#### What is asked
Retype the whole listing below line for line, keeping every character as it is.

#### Dataset content

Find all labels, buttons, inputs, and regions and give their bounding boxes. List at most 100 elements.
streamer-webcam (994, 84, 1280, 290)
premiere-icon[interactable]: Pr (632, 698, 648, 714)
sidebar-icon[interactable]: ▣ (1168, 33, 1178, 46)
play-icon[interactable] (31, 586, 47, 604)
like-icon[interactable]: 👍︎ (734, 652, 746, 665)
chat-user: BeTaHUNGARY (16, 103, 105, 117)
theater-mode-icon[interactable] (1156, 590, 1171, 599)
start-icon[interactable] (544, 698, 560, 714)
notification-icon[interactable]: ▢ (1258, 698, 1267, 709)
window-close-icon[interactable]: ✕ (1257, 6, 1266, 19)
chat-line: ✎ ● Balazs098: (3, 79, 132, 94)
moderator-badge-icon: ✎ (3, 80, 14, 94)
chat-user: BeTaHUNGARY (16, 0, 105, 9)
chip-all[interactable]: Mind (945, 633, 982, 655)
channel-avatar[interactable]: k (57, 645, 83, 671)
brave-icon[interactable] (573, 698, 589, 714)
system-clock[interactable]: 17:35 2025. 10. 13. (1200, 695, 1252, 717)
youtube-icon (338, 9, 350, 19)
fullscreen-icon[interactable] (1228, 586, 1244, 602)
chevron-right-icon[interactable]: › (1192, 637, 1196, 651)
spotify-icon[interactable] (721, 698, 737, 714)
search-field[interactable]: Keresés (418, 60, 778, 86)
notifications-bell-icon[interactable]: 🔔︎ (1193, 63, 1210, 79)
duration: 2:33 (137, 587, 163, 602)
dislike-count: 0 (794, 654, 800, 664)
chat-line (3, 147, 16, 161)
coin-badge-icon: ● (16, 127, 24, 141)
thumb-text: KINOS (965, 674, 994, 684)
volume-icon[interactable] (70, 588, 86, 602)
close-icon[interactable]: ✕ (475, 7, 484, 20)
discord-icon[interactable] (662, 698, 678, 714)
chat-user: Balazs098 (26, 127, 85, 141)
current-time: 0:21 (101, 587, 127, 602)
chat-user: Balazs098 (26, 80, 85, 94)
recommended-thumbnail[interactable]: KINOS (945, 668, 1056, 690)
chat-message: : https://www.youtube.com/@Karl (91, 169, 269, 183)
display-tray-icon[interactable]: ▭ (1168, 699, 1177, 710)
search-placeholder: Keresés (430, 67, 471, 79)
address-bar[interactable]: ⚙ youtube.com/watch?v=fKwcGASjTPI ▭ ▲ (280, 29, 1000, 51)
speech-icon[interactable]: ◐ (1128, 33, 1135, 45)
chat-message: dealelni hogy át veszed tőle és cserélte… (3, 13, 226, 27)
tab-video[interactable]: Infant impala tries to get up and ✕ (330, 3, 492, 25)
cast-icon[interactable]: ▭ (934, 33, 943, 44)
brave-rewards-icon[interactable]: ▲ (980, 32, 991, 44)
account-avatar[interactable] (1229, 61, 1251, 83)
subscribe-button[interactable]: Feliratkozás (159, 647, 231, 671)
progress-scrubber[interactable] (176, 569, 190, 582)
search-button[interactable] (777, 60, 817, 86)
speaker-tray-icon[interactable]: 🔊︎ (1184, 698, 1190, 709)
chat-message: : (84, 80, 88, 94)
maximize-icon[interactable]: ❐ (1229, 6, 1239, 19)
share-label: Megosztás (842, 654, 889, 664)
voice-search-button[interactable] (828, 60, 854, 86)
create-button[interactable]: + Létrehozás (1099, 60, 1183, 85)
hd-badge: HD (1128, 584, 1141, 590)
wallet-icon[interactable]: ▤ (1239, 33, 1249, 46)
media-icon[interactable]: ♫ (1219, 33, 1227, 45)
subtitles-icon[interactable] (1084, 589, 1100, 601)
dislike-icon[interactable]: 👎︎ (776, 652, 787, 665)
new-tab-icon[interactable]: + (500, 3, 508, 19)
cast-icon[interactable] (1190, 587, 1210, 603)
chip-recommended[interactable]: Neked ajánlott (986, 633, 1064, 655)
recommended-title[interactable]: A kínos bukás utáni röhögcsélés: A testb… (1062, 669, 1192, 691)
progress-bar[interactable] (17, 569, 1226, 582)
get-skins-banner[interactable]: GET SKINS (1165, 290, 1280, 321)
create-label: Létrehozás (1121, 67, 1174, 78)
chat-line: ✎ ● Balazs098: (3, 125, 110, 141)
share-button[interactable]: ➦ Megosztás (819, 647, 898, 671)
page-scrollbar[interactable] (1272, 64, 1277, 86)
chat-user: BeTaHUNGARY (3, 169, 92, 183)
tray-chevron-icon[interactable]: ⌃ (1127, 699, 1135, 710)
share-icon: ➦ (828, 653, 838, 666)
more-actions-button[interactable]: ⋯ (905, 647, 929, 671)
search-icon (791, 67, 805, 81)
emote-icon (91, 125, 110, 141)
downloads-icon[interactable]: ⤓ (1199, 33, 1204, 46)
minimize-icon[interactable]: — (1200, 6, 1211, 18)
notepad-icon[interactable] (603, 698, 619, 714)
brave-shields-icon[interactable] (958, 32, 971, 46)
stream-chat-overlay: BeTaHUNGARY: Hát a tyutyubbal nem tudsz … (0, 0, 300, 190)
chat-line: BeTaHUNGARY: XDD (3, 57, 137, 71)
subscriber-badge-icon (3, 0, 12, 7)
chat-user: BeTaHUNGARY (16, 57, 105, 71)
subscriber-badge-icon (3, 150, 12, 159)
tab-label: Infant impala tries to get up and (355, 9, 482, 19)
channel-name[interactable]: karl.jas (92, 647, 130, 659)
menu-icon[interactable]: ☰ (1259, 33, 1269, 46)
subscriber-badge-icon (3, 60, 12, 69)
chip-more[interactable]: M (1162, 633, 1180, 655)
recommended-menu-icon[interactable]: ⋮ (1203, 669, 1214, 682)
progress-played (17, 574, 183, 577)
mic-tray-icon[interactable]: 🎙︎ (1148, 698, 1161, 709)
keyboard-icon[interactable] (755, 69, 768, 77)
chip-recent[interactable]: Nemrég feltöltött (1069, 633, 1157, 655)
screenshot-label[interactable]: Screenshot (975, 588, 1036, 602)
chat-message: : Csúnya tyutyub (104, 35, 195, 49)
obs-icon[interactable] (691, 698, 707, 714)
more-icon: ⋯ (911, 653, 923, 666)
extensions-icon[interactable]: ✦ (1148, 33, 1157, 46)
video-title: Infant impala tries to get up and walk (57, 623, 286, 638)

#### Expected output
Find all labels, buttons, inputs, and regions and give their bounding boxes. List at most 100 elements.
streamer-webcam (994, 84, 1280, 290)
premiere-icon[interactable]: Pr (632, 698, 648, 714)
sidebar-icon[interactable]: ▣ (1168, 33, 1178, 46)
play-icon[interactable] (31, 586, 47, 604)
like-icon[interactable]: 👍︎ (734, 652, 746, 665)
chat-user: BeTaHUNGARY (16, 103, 105, 117)
theater-mode-icon[interactable] (1156, 590, 1171, 599)
start-icon[interactable] (544, 698, 560, 714)
notification-icon[interactable]: ▢ (1258, 698, 1267, 709)
window-close-icon[interactable]: ✕ (1257, 6, 1266, 19)
chat-line: ✎ ● Balazs098: (3, 79, 132, 94)
moderator-badge-icon: ✎ (3, 80, 14, 94)
chat-user: BeTaHUNGARY (16, 0, 105, 9)
chip-all[interactable]: Mind (945, 633, 982, 655)
channel-avatar[interactable]: k (57, 645, 83, 671)
brave-icon[interactable] (573, 698, 589, 714)
system-clock[interactable]: 17:35 2025. 10. 13. (1200, 695, 1252, 717)
youtube-icon (338, 9, 350, 19)
fullscreen-icon[interactable] (1228, 586, 1244, 602)
chevron-right-icon[interactable]: › (1192, 637, 1196, 651)
spotify-icon[interactable] (721, 698, 737, 714)
search-field[interactable]: Keresés (418, 60, 778, 86)
notifications-bell-icon[interactable]: 🔔︎ (1193, 63, 1210, 79)
duration: 2:33 (137, 587, 163, 602)
dislike-count: 0 (794, 654, 800, 664)
chat-line (3, 147, 16, 161)
coin-badge-icon: ● (16, 127, 24, 141)
thumb-text: KINOS (965, 674, 994, 684)
volume-icon[interactable] (70, 588, 86, 602)
close-icon[interactable]: ✕ (475, 7, 484, 20)
discord-icon[interactable] (662, 698, 678, 714)
chat-user: Balazs098 (26, 127, 85, 141)
current-time: 0:21 (101, 587, 127, 602)
chat-user: Balazs098 (26, 80, 85, 94)
recommended-thumbnail[interactable]: KINOS (945, 668, 1056, 690)
chat-message: : https://www.youtube.com/@Karl (91, 169, 269, 183)
display-tray-icon[interactable]: ▭ (1168, 699, 1177, 710)
search-placeholder: Keresés (430, 67, 471, 79)
address-bar[interactable]: ⚙ youtube.com/watch?v=fKwcGASjTPI ▭ ▲ (280, 29, 1000, 51)
speech-icon[interactable]: ◐ (1128, 33, 1135, 45)
chat-message: dealelni hogy át veszed tőle és cserélte… (3, 13, 226, 27)
tab-video[interactable]: Infant impala tries to get up and ✕ (330, 3, 492, 25)
cast-icon[interactable]: ▭ (934, 33, 943, 44)
brave-rewards-icon[interactable]: ▲ (980, 32, 991, 44)
account-avatar[interactable] (1229, 61, 1251, 83)
subscribe-button[interactable]: Feliratkozás (159, 647, 231, 671)
progress-scrubber[interactable] (176, 569, 190, 582)
search-button[interactable] (777, 60, 817, 86)
speaker-tray-icon[interactable]: 🔊︎ (1184, 698, 1190, 709)
chat-message: : (84, 80, 88, 94)
maximize-icon[interactable]: ❐ (1229, 6, 1239, 19)
share-label: Megosztás (842, 654, 889, 664)
voice-search-button[interactable] (828, 60, 854, 86)
create-button[interactable]: + Létrehozás (1099, 60, 1183, 85)
hd-badge: HD (1128, 584, 1141, 590)
wallet-icon[interactable]: ▤ (1239, 33, 1249, 46)
media-icon[interactable]: ♫ (1219, 33, 1227, 45)
subtitles-icon[interactable] (1084, 589, 1100, 601)
dislike-icon[interactable]: 👎︎ (776, 652, 787, 665)
new-tab-icon[interactable]: + (500, 3, 508, 19)
cast-icon[interactable] (1190, 587, 1210, 603)
chip-recommended[interactable]: Neked ajánlott (986, 633, 1064, 655)
recommended-title[interactable]: A kínos bukás utáni röhögcsélés: A testb… (1062, 669, 1192, 691)
progress-bar[interactable] (17, 569, 1226, 582)
get-skins-banner[interactable]: GET SKINS (1165, 290, 1280, 321)
create-label: Létrehozás (1121, 67, 1174, 78)
chat-line: ✎ ● Balazs098: (3, 125, 110, 141)
share-button[interactable]: ➦ Megosztás (819, 647, 898, 671)
page-scrollbar[interactable] (1272, 64, 1277, 86)
chat-user: BeTaHUNGARY (3, 169, 92, 183)
tray-chevron-icon[interactable]: ⌃ (1127, 699, 1135, 710)
share-icon: ➦ (828, 653, 838, 666)
more-actions-button[interactable]: ⋯ (905, 647, 929, 671)
search-icon (791, 67, 805, 81)
emote-icon (91, 125, 110, 141)
downloads-icon[interactable]: ⤓ (1199, 33, 1204, 46)
minimize-icon[interactable]: — (1200, 6, 1211, 18)
notepad-icon[interactable] (603, 698, 619, 714)
brave-shields-icon[interactable] (958, 32, 971, 46)
stream-chat-overlay: BeTaHUNGARY: Hát a tyutyubbal nem tudsz … (0, 0, 300, 190)
chat-line: BeTaHUNGARY: XDD (3, 57, 137, 71)
subscriber-badge-icon (3, 0, 12, 7)
chat-user: BeTaHUNGARY (16, 57, 105, 71)
subscriber-badge-icon (3, 150, 12, 159)
tab-label: Infant impala tries to get up and (355, 9, 482, 19)
channel-name[interactable]: karl.jas (92, 647, 130, 659)
menu-icon[interactable]: ☰ (1259, 33, 1269, 46)
subscriber-badge-icon (3, 60, 12, 69)
chip-more[interactable]: M (1162, 633, 1180, 655)
recommended-menu-icon[interactable]: ⋮ (1203, 669, 1214, 682)
progress-played (17, 574, 183, 577)
mic-tray-icon[interactable]: 🎙︎ (1148, 698, 1161, 709)
keyboard-icon[interactable] (755, 69, 768, 77)
chip-recent[interactable]: Nemrég feltöltött (1069, 633, 1157, 655)
screenshot-label[interactable]: Screenshot (975, 588, 1036, 602)
chat-message: : Csúnya tyutyub (104, 35, 195, 49)
obs-icon[interactable] (691, 698, 707, 714)
more-icon: ⋯ (911, 653, 923, 666)
extensions-icon[interactable]: ✦ (1148, 33, 1157, 46)
video-title: Infant impala tries to get up and walk (57, 623, 286, 638)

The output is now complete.